Set exercise:
Check each line below for the word "deslocação", and copy those that have it.

Data provided:
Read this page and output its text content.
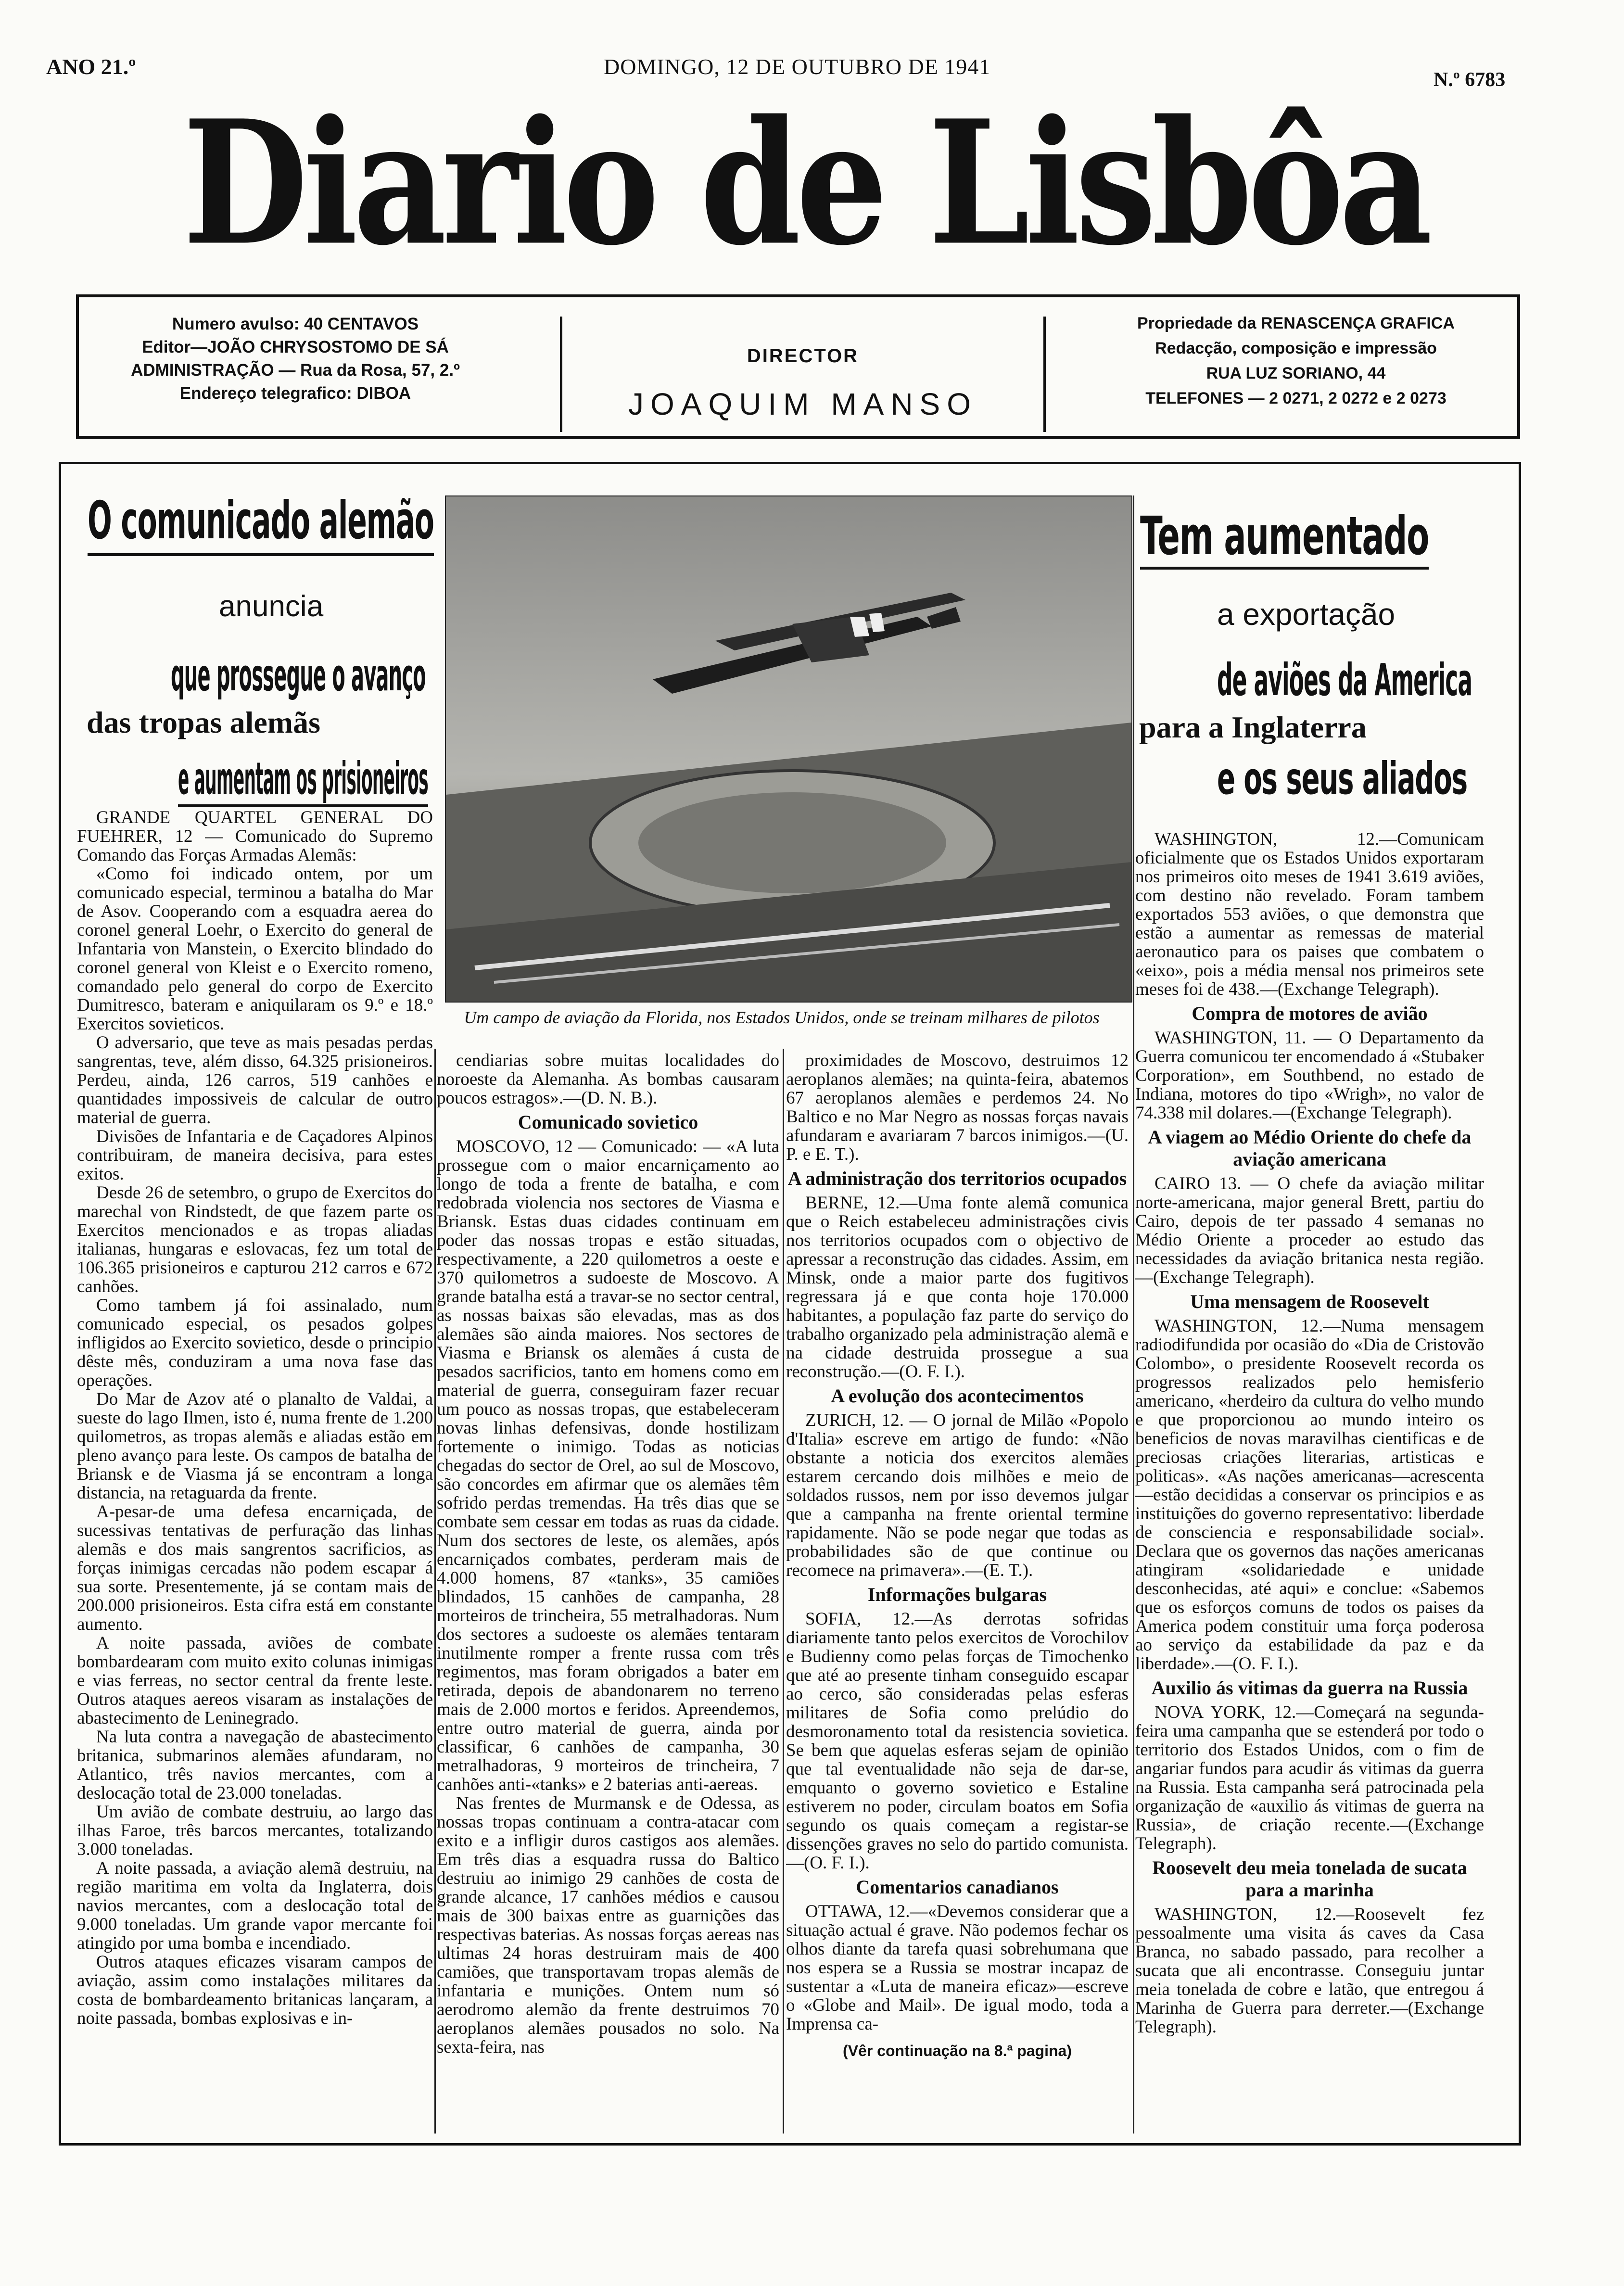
ANO 21.º	DOMINGO, 12 DE OUTUBRO DE 1941
N.º 6783
Diario de Lisbôa
Numero avulso: 40 CENTAVOS
Editor—JOÃO CHRYSOSTOMO DE SÁ
ADMINISTRAÇÃO — Rua da Rosa, 57, 2.º
Endereço telegrafico: DIBOA
DIRECTOR
JOAQUIM MANSO
Propriedade da RENASCENÇA GRAFICA
Redacção, composição e impressão
RUA LUZ SORIANO, 44
TELEFONES — 2 0271, 2 0272 e 2 0273
O comunicado alemão
anuncia
que prossegue o avanço
das tropas alemãs
e aumentam os prisioneiros
Um campo de aviação da Florida, nos Estados Unidos, onde se treinam milhares de pilotos
Tem aumentado
a exportação
de aviões da America
para a Inglaterra
e os seus aliados

GRANDE QUARTEL GENERAL DO FUEHRER, 12 — Comunicado do Supremo Comando das Forças Armadas Alemãs:

«Como foi indicado ontem, por um comunicado especial, terminou a batalha do Mar de Asov. Cooperando com a esquadra aerea do coronel general Loehr, o Exercito do general de Infantaria von Manstein, o Exercito blindado do coronel general von Kleist e o Exercito romeno, comandado pelo general do corpo de Exercito Dumitresco, bateram e aniquilaram os 9.º e 18.º Exercitos sovieticos.

O adversario, que teve as mais pesadas perdas sangrentas, teve, além disso, 64.325 prisioneiros. Perdeu, ainda, 126 carros, 519 canhões e quantidades impossiveis de calcular de outro material de guerra.

Divisões de Infantaria e de Caçadores Alpinos contribuiram, de maneira decisiva, para estes exitos.

Desde 26 de setembro, o grupo de Exercitos do marechal von Rindstedt, de que fazem parte os Exercitos mencionados e as tropas aliadas italianas, hungaras e eslovacas, fez um total de 106.365 prisioneiros e capturou 212 carros e 672 canhões.

Como tambem já foi assinalado, num comunicado especial, os pesados golpes infligidos ao Exercito sovietico, desde o principio dêste mês, conduziram a uma nova fase das operações.

Do Mar de Azov até o planalto de Valdai, a sueste do lago Ilmen, isto é, numa frente de 1.200 quilometros, as tropas alemãs e aliadas estão em pleno avanço para leste. Os campos de batalha de Briansk e de Viasma já se encontram a longa distancia, na retaguarda da frente.

A-pesar-de uma defesa encarniçada, de sucessivas tentativas de perfuração das linhas alemãs e dos mais sangrentos sacrificios, as forças inimigas cercadas não podem escapar á sua sorte. Presentemente, já se contam mais de 200.000 prisioneiros. Esta cifra está em constante aumento.

A noite passada, aviões de combate bombardearam com muito exito colunas inimigas e vias ferreas, no sector central da frente leste. Outros ataques aereos visaram as instalações de abastecimento de Leninegrado.

Na luta contra a navegação de abastecimento britanica, submarinos alemães afundaram, no Atlantico, três navios mercantes, com a deslocação total de 23.000 toneladas.

Um avião de combate destruiu, ao largo das ilhas Faroe, três barcos mercantes, totalizando 3.000 toneladas.

A noite passada, a aviação alemã destruiu, na região maritima em volta da Inglaterra, dois navios mercantes, com a deslocação total de 9.000 toneladas. Um grande vapor mercante foi atingido por uma bomba e incendiado.

Outros ataques eficazes visaram campos de aviação, assim como instalações militares da costa de bombardeamento britanicas lançaram, a noite passada, bombas explosivas e in-

cendiarias sobre muitas localidades do noroeste da Alemanha. As bombas causaram poucos estragos».—(D. N. B.).

Comunicado sovietico

MOSCOVO, 12 — Comunicado: — «A luta prossegue com o maior encarniçamento ao longo de toda a frente de batalha, e com redobrada violencia nos sectores de Viasma e Briansk. Estas duas cidades continuam em poder das nossas tropas e estão situadas, respectivamente, a 220 quilometros a oeste e 370 quilometros a sudoeste de Moscovo. A grande batalha está a travar-se no sector central, as nossas baixas são elevadas, mas as dos alemães são ainda maiores. Nos sectores de Viasma e Briansk os alemães á custa de pesados sacrificios, tanto em homens como em material de guerra, conseguiram fazer recuar um pouco as nossas tropas, que estabeleceram novas linhas defensivas, donde hostilizam fortemente o inimigo. Todas as noticias chegadas do sector de Orel, ao sul de Moscovo, são concordes em afirmar que os alemães têm sofrido perdas tremendas. Ha três dias que se combate sem cessar em todas as ruas da cidade. Num dos sectores de leste, os alemães, após encarniçados combates, perderam mais de 4.000 homens, 87 «tanks», 35 camiões blindados, 15 canhões de campanha, 28 morteiros de trincheira, 55 metralhadoras. Num dos sectores a sudoeste os alemães tentaram inutilmente romper a frente russa com três regimentos, mas foram obrigados a bater em retirada, depois de abandonarem no terreno mais de 2.000 mortos e feridos. Apreendemos, entre outro material de guerra, ainda por classificar, 6 canhões de campanha, 30 metralhadoras, 9 morteiros de trincheira, 7 canhões anti-«tanks» e 2 baterias anti-aereas.

Nas frentes de Murmansk e de Odessa, as nossas tropas continuam a contra-atacar com exito e a infligir duros castigos aos alemães. Em três dias a esquadra russa do Baltico destruiu ao inimigo 29 canhões de costa de grande alcance, 17 canhões médios e causou mais de 300 baixas entre as guarnições das respectivas baterias. As nossas forças aereas nas ultimas 24 horas destruiram mais de 400 camiões, que transportavam tropas alemãs de infantaria e munições. Ontem num só aerodromo alemão da frente destruimos 70 aeroplanos alemães pousados no solo. Na sexta-feira, nas

proximidades de Moscovo, destruimos 12 aeroplanos alemães; na quinta-feira, abatemos 67 aeroplanos alemães e perdemos 24. No Baltico e no Mar Negro as nossas forças navais afundaram e avariaram 7 barcos inimigos.—(U. P. e E. T.).

A administração dos territorios ocupados

BERNE, 12.—Uma fonte alemã comunica que o Reich estabeleceu administrações civis nos territorios ocupados com o objectivo de apressar a reconstrução das cidades. Assim, em Minsk, onde a maior parte dos fugitivos regressara já e que conta hoje 170.000 habitantes, a população faz parte do serviço do trabalho organizado pela administração alemã e na cidade destruida prossegue a sua reconstrução.—(O. F. I.).

A evolução dos acontecimentos

ZURICH, 12. — O jornal de Milão «Popolo d'Italia» escreve em artigo de fundo: «Não obstante a noticia dos exercitos alemães estarem cercando dois milhões e meio de soldados russos, nem por isso devemos julgar que a campanha na frente oriental termine rapidamente. Não se pode negar que todas as probabilidades são de que continue ou recomece na primavera».—(E. T.).

Informações bulgaras

SOFIA, 12.—As derrotas sofridas diariamente tanto pelos exercitos de Vorochilov e Budienny como pelas forças de Timochenko que até ao presente tinham conseguido escapar ao cerco, são consideradas pelas esferas militares de Sofia como prelúdio do desmoronamento total da resistencia sovietica. Se bem que aquelas esferas sejam de opinião que tal eventualidade não seja de dar-se, emquanto o governo sovietico e Estaline estiverem no poder, circulam boatos em Sofia segundo os quais começam a registar-se dissenções graves no selo do partido comunista.—(O. F. I.).

Comentarios canadianos

OTTAWA, 12.—«Devemos considerar que a situação actual é grave. Não podemos fechar os olhos diante da tarefa quasi sobrehumana que nos espera se a Russia se mostrar incapaz de sustentar a «Luta de maneira eficaz»—escreve o «Globe and Mail». De igual modo, toda a Imprensa ca-

(Vêr continuação na 8.ª pagina)

WASHINGTON, 12.—Comunicam oficialmente que os Estados Unidos exportaram nos primeiros oito meses de 1941 3.619 aviões, com destino não revelado. Foram tambem exportados 553 aviões, o que demonstra que estão a aumentar as remessas de material aeronautico para os paises que combatem o «eixo», pois a média mensal nos primeiros sete meses foi de 438.—(Exchange Telegraph).

Compra de motores de avião

WASHINGTON, 11. — O Departamento da Guerra comunicou ter encomendado á «Stubaker Corporation», em Southbend, no estado de Indiana, motores do tipo «Wrigh», no valor de 74.338 mil dolares.—(Exchange Telegraph).

A viagem ao Médio Oriente do chefe da aviação americana

CAIRO 13. — O chefe da aviação militar norte-americana, major general Brett, partiu do Cairo, depois de ter passado 4 semanas no Médio Oriente a proceder ao estudo das necessidades da aviação britanica nesta região.—(Exchange Telegraph).

Uma mensagem de Roosevelt

WASHINGTON, 12.—Numa mensagem radiodifundida por ocasião do «Dia de Cristovão Colombo», o presidente Roosevelt recorda os progressos realizados pelo hemisferio americano, «herdeiro da cultura do velho mundo e que proporcionou ao mundo inteiro os beneficios de novas maravilhas cientificas e de preciosas criações literarias, artisticas e politicas». «As nações americanas—acrescenta—estão decididas a conservar os principios e as instituições do governo representativo: liberdade de consciencia e responsabilidade social». Declara que os governos das nações americanas atingiram «solidariedade e unidade desconhecidas, até aqui» e conclue: «Sabemos que os esforços comuns de todos os paises da America podem constituir uma força poderosa ao serviço da estabilidade da paz e da liberdade».—(O. F. I.).

Auxilio ás vitimas da guerra na Russia

NOVA YORK, 12.—Começará na segunda-feira uma campanha que se estenderá por todo o territorio dos Estados Unidos, com o fim de angariar fundos para acudir ás vitimas da guerra na Russia. Esta campanha será patrocinada pela organização de «auxilio ás vitimas de guerra na Russia», de criação recente.—(Exchange Telegraph).

Roosevelt deu meia tonelada de sucata para a marinha

WASHINGTON, 12.—Roosevelt fez pessoalmente uma visita ás caves da Casa Branca, no sabado passado, para recolher a sucata que ali encontrasse. Conseguiu juntar meia tonelada de cobre e latão, que entregou á Marinha de Guerra para derreter.—(Exchange Telegraph).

Task result:
Na luta contra a navegação de abastecimento britanica, submarinos alemães afundaram, no Atlantico, três navios mercantes, com a deslocação total de 23.000 toneladas.
A noite passada, a aviação alemã destruiu, na região maritima em volta da Inglaterra, dois navios mercantes, com a deslocação total de 9.000 toneladas. Um grande vapor mercante foi atingido por uma bomba e incendiado.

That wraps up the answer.